WRITTEN EXERCISE: What is the number of lines holding the word "this"? Write that number and nothing else.

*-*-*

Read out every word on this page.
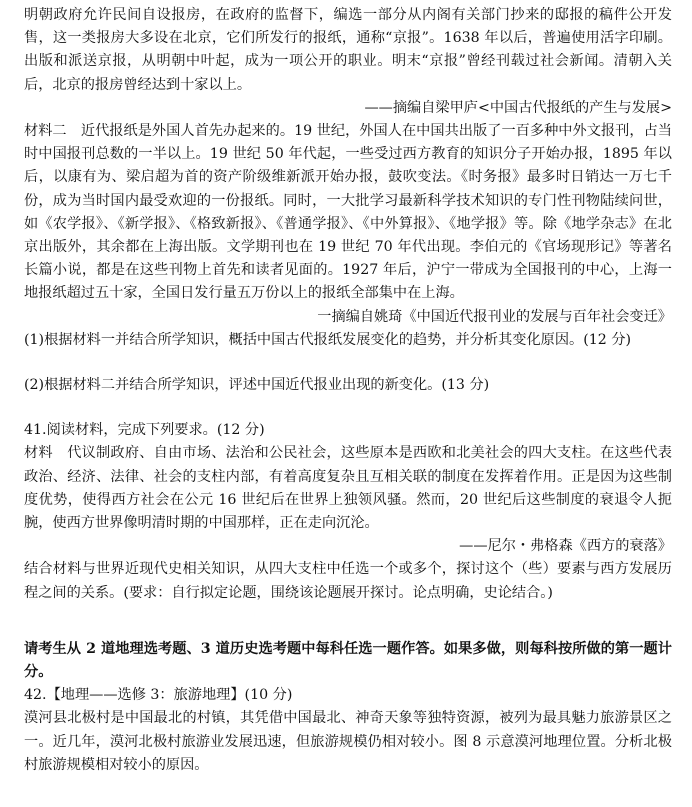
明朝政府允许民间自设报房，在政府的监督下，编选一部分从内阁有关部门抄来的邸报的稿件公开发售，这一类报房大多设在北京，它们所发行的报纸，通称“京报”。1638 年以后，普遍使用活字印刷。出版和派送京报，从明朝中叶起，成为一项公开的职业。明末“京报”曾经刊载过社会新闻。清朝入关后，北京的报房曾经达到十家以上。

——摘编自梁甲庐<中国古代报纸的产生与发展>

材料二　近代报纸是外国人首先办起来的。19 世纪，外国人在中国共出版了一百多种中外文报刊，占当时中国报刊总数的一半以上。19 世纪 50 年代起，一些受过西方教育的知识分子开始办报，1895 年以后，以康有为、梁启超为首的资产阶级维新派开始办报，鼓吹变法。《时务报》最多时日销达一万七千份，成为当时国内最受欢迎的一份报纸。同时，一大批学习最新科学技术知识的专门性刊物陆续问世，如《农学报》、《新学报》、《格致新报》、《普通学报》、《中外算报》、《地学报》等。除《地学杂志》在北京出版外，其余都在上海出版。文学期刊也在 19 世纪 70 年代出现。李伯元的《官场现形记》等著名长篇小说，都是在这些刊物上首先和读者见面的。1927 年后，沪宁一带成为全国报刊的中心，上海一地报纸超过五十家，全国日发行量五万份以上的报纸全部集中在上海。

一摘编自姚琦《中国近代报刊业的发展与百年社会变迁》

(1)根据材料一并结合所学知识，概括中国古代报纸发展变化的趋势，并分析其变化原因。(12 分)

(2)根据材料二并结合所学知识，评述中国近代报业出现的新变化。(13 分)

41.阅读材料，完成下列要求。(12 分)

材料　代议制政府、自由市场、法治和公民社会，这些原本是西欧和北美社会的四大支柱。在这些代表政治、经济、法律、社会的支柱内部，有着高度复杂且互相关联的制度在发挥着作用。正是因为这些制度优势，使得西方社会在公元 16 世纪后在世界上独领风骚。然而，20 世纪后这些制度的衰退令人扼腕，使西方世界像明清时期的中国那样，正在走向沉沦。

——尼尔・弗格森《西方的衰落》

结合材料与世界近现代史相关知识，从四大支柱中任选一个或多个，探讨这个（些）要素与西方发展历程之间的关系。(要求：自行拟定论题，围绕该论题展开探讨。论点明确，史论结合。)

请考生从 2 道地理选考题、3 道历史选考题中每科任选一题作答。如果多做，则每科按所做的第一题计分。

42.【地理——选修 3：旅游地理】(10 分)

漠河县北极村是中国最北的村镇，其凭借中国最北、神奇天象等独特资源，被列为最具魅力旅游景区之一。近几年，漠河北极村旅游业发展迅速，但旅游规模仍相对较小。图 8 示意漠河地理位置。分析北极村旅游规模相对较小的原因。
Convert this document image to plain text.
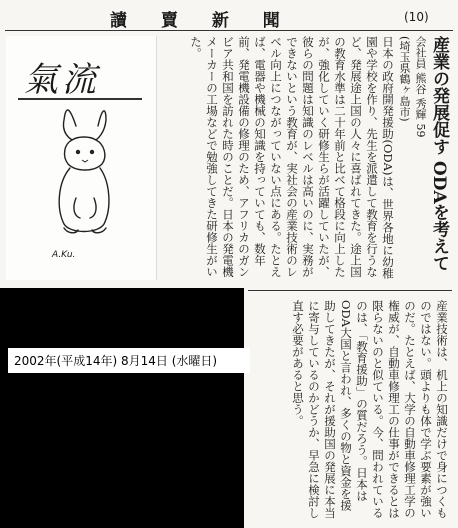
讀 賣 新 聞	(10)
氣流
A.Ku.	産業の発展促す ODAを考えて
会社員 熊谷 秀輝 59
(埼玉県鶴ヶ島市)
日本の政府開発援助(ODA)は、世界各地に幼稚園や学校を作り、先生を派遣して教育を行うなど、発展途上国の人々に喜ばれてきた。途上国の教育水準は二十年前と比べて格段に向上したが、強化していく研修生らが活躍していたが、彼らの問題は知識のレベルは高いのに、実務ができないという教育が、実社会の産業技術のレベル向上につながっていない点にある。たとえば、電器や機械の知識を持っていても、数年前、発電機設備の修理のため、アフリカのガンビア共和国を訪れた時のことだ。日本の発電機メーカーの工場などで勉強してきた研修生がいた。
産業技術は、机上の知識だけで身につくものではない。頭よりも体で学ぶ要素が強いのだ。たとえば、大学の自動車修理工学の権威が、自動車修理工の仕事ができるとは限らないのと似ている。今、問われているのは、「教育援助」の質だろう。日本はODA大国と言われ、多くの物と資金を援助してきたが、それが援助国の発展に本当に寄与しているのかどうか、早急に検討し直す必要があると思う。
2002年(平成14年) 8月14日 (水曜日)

*-*-*

EXERCISE OUTPUT: 2